## GIVEN PROBLEM
Entries follow. Set all of them down as they stand.

* BEGIN *

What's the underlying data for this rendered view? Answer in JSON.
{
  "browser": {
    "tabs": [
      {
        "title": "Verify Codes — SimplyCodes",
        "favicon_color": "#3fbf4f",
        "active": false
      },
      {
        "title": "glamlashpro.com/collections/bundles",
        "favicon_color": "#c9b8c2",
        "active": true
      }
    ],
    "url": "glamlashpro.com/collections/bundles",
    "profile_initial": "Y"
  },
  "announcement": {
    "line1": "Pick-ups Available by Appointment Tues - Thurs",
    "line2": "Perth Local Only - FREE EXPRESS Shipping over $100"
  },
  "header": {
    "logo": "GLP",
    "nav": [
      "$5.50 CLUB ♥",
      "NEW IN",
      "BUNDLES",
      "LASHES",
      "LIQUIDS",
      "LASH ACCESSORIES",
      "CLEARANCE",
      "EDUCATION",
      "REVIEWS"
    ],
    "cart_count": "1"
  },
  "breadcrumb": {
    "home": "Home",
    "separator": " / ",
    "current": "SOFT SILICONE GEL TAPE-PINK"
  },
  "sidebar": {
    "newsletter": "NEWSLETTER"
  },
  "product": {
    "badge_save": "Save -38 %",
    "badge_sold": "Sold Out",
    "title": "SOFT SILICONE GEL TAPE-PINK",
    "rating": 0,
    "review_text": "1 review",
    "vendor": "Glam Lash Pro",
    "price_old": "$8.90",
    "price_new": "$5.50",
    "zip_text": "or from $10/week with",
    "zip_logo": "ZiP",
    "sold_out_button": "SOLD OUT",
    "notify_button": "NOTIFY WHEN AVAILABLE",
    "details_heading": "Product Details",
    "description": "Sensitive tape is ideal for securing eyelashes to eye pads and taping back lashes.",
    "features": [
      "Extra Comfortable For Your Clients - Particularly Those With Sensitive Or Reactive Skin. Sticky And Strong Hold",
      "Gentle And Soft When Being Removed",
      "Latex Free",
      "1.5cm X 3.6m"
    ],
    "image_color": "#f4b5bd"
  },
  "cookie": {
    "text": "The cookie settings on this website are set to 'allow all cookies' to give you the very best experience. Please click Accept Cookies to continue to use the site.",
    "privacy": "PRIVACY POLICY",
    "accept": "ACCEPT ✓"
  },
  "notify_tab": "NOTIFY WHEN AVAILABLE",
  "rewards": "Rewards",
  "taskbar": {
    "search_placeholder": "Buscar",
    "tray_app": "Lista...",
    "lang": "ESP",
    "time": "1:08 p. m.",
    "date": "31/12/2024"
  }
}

* END *

## ANSWER TO THIS PROBLEM
What's the underlying data for this rendered view? Answer in JSON.
{
  "browser": {
    "tabs": [
      {
        "title": "Verify Codes — SimplyCodes",
        "favicon_color": "#3fbf4f",
        "active": false
      },
      {
        "title": "glamlashpro.com/collections/bundles",
        "favicon_color": "#c9b8c2",
        "active": true
      }
    ],
    "url": "glamlashpro.com/collections/bundles",
    "profile_initial": "Y"
  },
  "announcement": {
    "line1": "Pick-ups Available by Appointment Tues - Thurs",
    "line2": "Perth Local Only - FREE EXPRESS Shipping over $100"
  },
  "header": {
    "logo": "GLP",
    "nav": [
      "$5.50 CLUB ♥",
      "NEW IN",
      "BUNDLES",
      "LASHES",
      "LIQUIDS",
      "LASH ACCESSORIES",
      "CLEARANCE",
      "EDUCATION",
      "REVIEWS"
    ],
    "cart_count": "1"
  },
  "breadcrumb": {
    "home": "Home",
    "separator": " / ",
    "current": "SOFT SILICONE GEL TAPE-PINK"
  },
  "sidebar": {
    "newsletter": "NEWSLETTER"
  },
  "product": {
    "badge_save": "Save -38 %",
    "badge_sold": "Sold Out",
    "title": "SOFT SILICONE GEL TAPE-PINK",
    "rating": 0,
    "review_text": "1 review",
    "vendor": "Glam Lash Pro",
    "price_old": "$8.90",
    "price_new": "$5.50",
    "zip_text": "or from $10/week with",
    "zip_logo": "ZiP",
    "sold_out_button": "SOLD OUT",
    "notify_button": "NOTIFY WHEN AVAILABLE",
    "details_heading": "Product Details",
    "description": "Sensitive tape is ideal for securing eyelashes to eye pads and taping back lashes.",
    "features": [
      "Extra Comfortable For Your Clients - Particularly Those With Sensitive Or Reactive Skin. Sticky And Strong Hold",
      "Gentle And Soft When Being Removed",
      "Latex Free",
      "1.5cm X 3.6m"
    ],
    "image_color": "#f4b5bd"
  },
  "cookie": {
    "text": "The cookie settings on this website are set to 'allow all cookies' to give you the very best experience. Please click Accept Cookies to continue to use the site.",
    "privacy": "PRIVACY POLICY",
    "accept": "ACCEPT ✓"
  },
  "notify_tab": "NOTIFY WHEN AVAILABLE",
  "rewards": "Rewards",
  "taskbar": {
    "search_placeholder": "Buscar",
    "tray_app": "Lista...",
    "lang": "ESP",
    "time": "1:08 p. m.",
    "date": "31/12/2024"
  }
}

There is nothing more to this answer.